• [Tasks to carry out]
1. From the smallcaps guide, transcribe the passage from "You may also" up to and including "at the reader.".
2. Recast the paragraph in the smallcaps guide that begins "In situations like these" as a short bulleted list that keeps its main points.

• [Source extract]
Guide to smallcaps

From DPWiki
Jump to: navigation, search
DP Official Documentation - Post-Processing and Post-Processing Verification
Content of this page is being reviewed. If you have questions, please contact one of the page editors (shown in the footer at the bottom of this page).

This article is aimed at post-processors who need to convert <sc> markup into a final form in an etext. During the rounds, refer to the proofreading or formatting guidelines as appropriate.

Project-level Checks

When post-processing your book, before splitting to HTML and plaintext, confirm that <sc> has been used (and closed) correctly. The best way to do this, unfortunately, is to look at each instance, using a search for <sc>.

Next, consider doing related checks, for reasons which at this moment must be all too obvious. For example, if you have some <sc>A.D.</sc>'s in your project, it's a great plan to search for just A.D. (case insensitive, so it picks up a.d. too.) Note that some common abbreviations may be used as either big or small letters. So, P.M. and p.m. may both appear quite validly in DP-era books. Our Aim Here is Match the Printer's Text!

Correct DP-internal formatting, fresh from the rounds, looks like this:

  • This is Small Caps
  • You cannot be serious about AARDVARKS!
  • formats as <sc>This is Small Caps</sc>
  • formats as You cannot be serious about <sc>AARDVARKS</sc>!

[This last one trips up many formatters. Even if it looks smaller than the font elsewhere on the page, when it's a heading in ALLCAPS that's all the same size, it does not get smallcap treatment. It's a font size change, which we don't mark, and the blank lines for the heading are the only markup needed to set it apart.]

You may also see the old-DP-style <sc>a.d.</sc> - this is plain wrong according to the formatting guidelines. Uppercase these before going any further.

The Plaintext Version

Decisions, Decisions

Most of the time, you will simply change Small Caps into ALL CAPS for the plain-text file. But sometimes this will not work.

  • If every other word in the book is small-capped, ALL CAPS will make it seem as if you are shouting at the reader.
  • If the text uses both Small Caps and ALL CAPS, you may want to distinguish them.
  • If abbreviations like "Sec" and "SEC" mean different things, you have to to distinguish them or risk losing meaning.

In situations like these, think of small caps as just another kind of text formatting, alongside italics and boldface. Pick a markup such as +, = or # that you're not using for anything else, and use it for small caps. For all small caps (as in A.D.), you will probably want to leave them as CAPITALS without further markup.

• [Record list]
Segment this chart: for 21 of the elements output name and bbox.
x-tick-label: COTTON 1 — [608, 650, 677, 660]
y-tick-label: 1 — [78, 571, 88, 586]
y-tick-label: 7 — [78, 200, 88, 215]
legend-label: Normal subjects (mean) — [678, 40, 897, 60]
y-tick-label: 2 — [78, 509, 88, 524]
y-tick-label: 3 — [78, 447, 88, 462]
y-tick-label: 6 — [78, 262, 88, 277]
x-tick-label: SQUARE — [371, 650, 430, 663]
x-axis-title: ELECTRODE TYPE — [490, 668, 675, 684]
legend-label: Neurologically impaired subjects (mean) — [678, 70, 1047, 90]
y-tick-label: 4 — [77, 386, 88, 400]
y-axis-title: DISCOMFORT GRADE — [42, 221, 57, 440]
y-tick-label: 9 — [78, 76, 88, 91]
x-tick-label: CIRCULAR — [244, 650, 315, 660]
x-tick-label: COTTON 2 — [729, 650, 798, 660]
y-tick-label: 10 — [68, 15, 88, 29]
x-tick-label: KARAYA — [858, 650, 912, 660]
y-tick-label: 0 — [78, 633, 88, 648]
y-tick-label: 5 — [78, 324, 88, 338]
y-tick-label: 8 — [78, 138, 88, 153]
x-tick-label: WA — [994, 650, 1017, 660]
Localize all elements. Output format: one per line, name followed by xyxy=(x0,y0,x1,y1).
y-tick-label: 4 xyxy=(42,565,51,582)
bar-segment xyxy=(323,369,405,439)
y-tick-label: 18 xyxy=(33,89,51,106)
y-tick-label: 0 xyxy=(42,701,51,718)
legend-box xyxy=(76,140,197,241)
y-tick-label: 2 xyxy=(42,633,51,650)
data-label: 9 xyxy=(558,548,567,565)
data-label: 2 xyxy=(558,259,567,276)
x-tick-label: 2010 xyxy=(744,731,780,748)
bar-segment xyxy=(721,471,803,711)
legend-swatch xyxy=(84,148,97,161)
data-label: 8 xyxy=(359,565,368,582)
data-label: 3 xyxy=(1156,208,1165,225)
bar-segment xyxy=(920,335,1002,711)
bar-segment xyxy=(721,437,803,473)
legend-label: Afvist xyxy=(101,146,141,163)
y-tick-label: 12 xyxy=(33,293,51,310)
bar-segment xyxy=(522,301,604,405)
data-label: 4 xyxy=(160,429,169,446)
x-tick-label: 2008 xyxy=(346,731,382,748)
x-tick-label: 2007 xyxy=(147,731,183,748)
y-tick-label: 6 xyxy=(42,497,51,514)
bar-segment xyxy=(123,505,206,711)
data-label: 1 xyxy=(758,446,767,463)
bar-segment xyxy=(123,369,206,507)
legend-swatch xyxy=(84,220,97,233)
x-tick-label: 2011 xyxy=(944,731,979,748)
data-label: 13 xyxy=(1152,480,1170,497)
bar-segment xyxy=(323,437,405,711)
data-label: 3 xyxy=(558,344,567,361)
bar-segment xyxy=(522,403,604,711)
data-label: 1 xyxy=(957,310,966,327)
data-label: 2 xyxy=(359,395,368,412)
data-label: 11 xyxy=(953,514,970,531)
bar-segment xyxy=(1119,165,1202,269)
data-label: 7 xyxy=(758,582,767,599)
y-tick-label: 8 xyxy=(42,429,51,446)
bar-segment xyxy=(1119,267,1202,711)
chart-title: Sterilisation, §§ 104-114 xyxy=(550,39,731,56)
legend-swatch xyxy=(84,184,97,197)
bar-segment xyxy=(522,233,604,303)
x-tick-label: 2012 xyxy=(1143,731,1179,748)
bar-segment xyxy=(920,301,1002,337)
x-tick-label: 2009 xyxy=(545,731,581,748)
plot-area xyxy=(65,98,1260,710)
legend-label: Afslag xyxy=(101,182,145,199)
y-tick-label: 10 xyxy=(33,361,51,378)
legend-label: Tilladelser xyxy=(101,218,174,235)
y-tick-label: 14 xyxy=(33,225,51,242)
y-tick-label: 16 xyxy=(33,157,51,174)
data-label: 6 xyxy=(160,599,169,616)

• [Results in order]
1.
You may also see the old-DP-style <sc>a.d.</sc> - this is plain wrong according to the formatting guidelines. Uppercase these before going any further.

The Plaintext Version

Decisions, Decisions

Most of the time, you will simply change Small Caps into ALL CAPS for the plain-text file. But sometimes this will not work.

  • If every other word in the book is small-capped, ALL CAPS will make it seem as if you are shouting at the reader.

2.
- Treat small caps as one more kind of text formatting, like italics and boldface.
- Choose a markup character you aren't using elsewhere, such as +, = or #, and apply it to small caps.
- Text that is entirely small caps (as in A.D.) can usually stay in capitals with no further markup.